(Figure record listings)
____

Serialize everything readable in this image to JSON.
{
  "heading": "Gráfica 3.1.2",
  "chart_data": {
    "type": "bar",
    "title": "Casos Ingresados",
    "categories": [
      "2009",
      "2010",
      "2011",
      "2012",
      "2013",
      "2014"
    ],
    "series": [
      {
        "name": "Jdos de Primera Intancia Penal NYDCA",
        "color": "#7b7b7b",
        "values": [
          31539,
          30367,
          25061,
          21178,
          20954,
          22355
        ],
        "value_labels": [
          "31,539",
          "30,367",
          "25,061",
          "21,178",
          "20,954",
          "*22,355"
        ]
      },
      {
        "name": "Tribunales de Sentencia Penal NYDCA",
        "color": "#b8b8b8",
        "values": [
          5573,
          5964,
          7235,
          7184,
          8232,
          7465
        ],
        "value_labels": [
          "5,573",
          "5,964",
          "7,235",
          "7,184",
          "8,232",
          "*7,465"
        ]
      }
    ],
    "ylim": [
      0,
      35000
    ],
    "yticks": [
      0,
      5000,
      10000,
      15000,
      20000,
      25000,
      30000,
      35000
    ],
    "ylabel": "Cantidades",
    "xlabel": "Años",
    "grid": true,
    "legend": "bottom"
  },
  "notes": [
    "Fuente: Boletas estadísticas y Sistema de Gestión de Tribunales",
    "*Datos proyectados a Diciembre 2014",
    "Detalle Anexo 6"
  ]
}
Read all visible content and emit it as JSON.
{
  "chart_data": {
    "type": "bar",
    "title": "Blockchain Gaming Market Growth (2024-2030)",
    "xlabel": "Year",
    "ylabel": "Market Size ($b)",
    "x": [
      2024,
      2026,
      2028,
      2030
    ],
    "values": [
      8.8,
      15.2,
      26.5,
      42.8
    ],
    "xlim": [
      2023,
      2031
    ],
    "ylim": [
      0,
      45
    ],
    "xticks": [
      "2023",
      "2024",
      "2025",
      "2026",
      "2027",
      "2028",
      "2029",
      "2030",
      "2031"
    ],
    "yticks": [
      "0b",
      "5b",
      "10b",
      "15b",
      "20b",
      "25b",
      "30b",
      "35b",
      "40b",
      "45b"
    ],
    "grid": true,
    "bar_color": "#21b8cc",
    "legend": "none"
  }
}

____

• _Your goal_:
Report only the number of lines that hold the word "Tribunales".

• _Exercise solution_:
2